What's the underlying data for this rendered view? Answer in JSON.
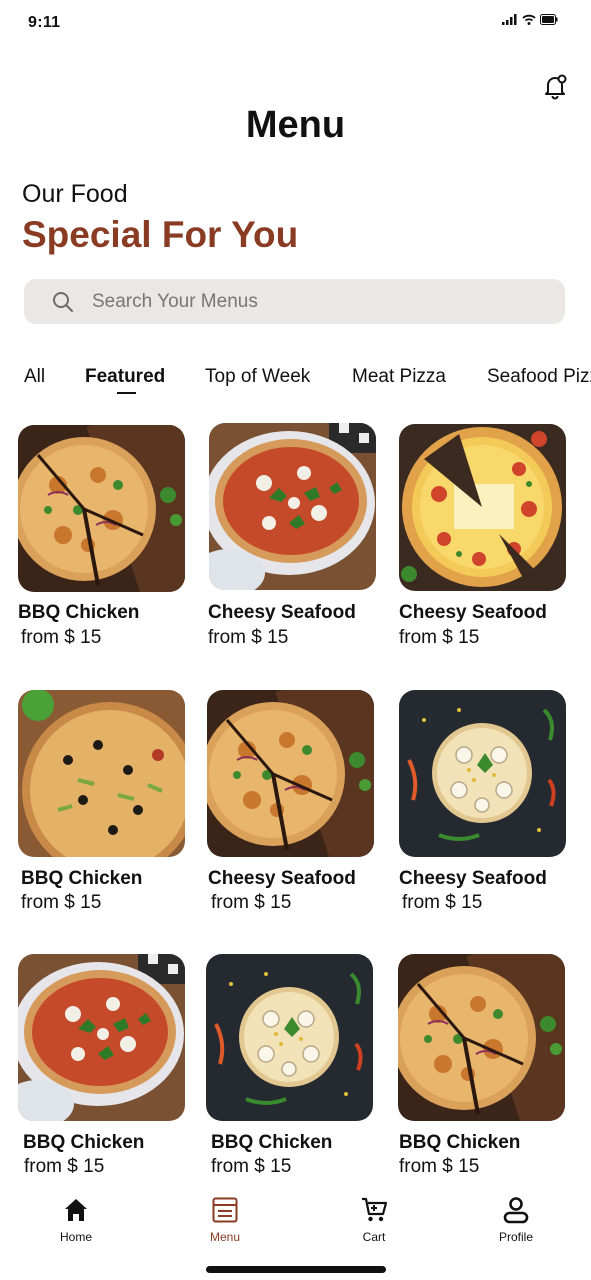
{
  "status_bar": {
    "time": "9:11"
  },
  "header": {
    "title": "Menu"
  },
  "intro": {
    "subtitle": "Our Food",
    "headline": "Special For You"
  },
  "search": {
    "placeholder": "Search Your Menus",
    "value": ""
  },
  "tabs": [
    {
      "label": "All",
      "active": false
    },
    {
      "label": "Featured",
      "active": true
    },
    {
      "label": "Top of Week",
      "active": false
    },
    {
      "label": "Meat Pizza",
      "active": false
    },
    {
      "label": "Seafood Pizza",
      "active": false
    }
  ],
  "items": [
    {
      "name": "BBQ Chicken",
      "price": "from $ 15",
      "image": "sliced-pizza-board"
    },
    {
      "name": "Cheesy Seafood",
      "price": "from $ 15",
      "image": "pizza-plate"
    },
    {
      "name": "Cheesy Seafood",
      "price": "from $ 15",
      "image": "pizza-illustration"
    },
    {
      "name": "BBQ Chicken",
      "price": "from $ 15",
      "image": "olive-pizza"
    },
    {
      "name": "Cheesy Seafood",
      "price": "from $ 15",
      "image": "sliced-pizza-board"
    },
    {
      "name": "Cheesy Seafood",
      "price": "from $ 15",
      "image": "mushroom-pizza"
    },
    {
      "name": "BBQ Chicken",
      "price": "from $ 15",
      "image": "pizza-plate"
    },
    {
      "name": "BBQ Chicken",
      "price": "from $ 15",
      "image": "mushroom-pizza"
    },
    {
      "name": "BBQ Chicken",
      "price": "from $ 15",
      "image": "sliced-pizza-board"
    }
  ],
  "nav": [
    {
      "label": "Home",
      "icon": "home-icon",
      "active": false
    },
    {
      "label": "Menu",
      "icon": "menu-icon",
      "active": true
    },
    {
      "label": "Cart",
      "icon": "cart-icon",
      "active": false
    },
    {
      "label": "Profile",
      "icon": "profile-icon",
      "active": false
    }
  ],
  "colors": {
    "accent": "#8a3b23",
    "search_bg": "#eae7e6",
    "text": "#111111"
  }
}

* * *

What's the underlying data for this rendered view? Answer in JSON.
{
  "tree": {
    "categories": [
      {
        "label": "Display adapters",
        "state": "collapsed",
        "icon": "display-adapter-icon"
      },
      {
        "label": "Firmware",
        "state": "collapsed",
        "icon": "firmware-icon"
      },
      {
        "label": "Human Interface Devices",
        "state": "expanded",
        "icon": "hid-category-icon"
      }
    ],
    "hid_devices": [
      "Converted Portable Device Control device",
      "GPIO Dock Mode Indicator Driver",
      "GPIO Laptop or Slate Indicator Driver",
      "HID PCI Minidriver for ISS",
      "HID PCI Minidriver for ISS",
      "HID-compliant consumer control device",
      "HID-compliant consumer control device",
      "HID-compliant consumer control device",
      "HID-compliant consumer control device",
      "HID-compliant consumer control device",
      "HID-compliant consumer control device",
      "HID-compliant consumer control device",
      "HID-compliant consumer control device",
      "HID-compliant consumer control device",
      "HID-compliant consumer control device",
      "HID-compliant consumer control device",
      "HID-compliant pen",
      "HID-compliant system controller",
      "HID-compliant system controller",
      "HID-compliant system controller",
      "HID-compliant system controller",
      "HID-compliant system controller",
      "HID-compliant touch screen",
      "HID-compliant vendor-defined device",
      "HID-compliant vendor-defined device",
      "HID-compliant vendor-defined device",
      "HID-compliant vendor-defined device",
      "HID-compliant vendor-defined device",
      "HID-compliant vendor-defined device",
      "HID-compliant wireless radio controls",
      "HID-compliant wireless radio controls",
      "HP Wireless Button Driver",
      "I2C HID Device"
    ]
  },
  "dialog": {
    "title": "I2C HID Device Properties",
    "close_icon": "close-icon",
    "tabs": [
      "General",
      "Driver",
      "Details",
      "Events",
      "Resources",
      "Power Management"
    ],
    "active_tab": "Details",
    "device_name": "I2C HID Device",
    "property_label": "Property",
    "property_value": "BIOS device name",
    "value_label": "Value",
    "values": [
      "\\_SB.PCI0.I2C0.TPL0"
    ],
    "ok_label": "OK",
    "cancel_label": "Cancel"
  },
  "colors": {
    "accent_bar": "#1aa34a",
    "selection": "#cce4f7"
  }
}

* * *

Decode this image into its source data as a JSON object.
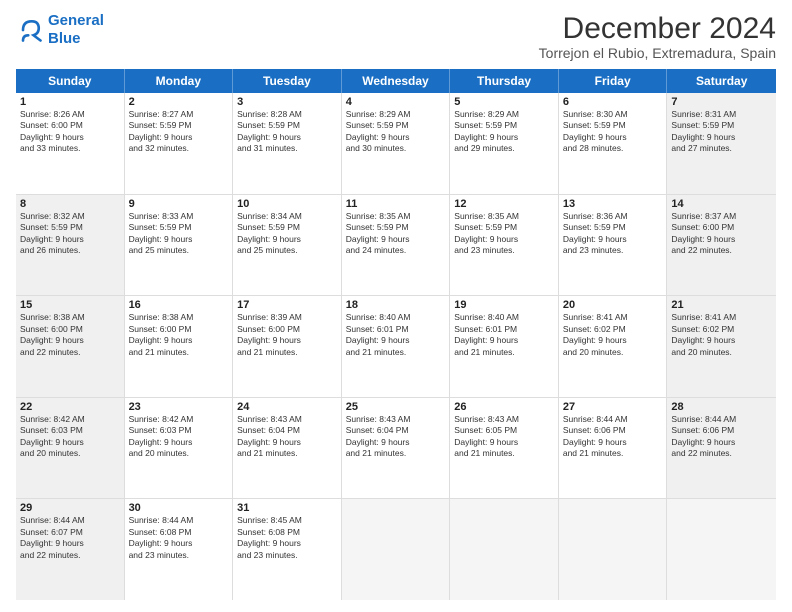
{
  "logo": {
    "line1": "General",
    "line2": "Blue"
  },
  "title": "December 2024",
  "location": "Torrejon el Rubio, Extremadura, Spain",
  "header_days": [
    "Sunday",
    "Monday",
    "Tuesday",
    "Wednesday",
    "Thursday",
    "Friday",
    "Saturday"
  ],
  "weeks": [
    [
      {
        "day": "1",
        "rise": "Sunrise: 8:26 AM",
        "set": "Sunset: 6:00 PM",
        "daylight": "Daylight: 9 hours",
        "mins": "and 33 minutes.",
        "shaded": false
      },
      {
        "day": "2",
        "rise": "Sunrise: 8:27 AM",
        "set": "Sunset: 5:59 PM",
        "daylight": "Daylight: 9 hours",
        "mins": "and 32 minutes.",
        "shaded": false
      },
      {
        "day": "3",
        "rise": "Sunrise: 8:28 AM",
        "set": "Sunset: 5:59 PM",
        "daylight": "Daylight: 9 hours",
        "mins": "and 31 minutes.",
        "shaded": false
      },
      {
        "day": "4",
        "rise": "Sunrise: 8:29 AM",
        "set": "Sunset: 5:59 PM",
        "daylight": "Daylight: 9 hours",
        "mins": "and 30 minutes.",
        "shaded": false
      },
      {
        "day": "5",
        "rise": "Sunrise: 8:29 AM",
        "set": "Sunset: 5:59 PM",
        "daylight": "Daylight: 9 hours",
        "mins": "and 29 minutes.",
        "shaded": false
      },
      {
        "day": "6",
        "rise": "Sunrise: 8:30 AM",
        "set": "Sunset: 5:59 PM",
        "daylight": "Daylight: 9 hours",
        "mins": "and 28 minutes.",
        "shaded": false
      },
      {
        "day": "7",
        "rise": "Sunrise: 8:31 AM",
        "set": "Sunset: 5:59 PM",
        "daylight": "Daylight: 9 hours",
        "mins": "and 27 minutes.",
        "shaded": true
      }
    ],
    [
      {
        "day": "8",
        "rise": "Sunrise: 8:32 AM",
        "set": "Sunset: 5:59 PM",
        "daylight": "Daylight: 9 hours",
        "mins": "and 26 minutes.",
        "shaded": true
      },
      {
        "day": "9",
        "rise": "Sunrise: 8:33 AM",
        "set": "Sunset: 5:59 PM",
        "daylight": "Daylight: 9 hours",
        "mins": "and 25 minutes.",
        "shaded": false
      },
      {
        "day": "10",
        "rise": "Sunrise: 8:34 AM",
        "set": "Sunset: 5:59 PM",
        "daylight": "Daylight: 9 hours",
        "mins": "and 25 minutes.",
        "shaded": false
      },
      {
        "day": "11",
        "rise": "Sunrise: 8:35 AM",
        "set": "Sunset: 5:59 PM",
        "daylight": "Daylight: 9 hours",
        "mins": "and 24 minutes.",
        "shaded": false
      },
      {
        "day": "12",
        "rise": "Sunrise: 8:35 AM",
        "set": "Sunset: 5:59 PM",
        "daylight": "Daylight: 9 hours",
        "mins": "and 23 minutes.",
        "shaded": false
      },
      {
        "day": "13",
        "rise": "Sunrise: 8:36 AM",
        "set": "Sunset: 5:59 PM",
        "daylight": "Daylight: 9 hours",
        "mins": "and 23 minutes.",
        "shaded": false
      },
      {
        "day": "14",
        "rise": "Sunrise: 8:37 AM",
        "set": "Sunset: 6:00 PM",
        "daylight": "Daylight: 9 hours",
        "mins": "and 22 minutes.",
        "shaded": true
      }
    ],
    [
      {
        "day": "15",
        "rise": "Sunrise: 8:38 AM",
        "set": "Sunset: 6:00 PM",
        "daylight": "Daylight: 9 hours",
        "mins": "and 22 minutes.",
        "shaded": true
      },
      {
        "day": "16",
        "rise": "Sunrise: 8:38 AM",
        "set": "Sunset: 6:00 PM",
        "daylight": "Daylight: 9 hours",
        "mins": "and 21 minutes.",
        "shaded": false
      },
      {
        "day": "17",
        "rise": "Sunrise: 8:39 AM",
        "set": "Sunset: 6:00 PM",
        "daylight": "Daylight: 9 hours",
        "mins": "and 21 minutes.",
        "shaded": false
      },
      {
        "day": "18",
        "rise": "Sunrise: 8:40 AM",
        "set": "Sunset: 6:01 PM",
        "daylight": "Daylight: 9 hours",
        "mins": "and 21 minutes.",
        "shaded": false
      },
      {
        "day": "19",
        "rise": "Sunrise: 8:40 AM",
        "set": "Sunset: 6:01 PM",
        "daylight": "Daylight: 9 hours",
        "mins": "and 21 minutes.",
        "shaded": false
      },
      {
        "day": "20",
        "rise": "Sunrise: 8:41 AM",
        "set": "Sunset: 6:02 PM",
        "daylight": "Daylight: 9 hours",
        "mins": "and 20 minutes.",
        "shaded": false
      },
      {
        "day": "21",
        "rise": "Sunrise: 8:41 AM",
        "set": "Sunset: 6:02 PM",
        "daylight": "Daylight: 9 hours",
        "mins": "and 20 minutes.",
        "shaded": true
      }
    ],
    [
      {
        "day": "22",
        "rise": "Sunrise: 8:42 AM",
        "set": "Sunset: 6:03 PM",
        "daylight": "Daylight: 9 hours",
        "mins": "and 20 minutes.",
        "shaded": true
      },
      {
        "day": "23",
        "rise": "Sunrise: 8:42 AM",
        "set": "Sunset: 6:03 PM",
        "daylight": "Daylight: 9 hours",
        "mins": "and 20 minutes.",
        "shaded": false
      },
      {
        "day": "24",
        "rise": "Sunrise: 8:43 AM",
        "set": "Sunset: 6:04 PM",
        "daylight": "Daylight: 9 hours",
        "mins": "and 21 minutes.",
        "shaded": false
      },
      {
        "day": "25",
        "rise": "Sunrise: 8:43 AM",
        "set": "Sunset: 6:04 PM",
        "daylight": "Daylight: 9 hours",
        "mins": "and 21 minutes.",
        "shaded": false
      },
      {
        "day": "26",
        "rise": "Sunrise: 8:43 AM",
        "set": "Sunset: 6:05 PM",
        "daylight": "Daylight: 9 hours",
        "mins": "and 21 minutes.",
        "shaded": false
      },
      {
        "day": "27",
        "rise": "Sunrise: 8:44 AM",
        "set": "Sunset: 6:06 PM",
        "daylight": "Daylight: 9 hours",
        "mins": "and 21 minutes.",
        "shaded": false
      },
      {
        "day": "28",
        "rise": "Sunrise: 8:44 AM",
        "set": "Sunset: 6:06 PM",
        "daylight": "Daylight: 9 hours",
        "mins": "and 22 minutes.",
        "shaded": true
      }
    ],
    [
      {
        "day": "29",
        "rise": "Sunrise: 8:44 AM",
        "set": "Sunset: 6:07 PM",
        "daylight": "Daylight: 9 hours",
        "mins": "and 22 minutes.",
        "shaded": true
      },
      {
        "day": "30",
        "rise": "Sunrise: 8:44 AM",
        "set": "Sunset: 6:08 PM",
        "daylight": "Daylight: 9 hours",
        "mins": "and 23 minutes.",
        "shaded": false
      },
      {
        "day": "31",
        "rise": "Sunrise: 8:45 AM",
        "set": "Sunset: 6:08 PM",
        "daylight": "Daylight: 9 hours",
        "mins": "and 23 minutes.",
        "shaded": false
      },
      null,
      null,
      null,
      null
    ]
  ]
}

* * *

AIM: In the entries above, some lines may contain the string "Indicator"; report how many, without additional comment.

EXPECTED ANSWER: 2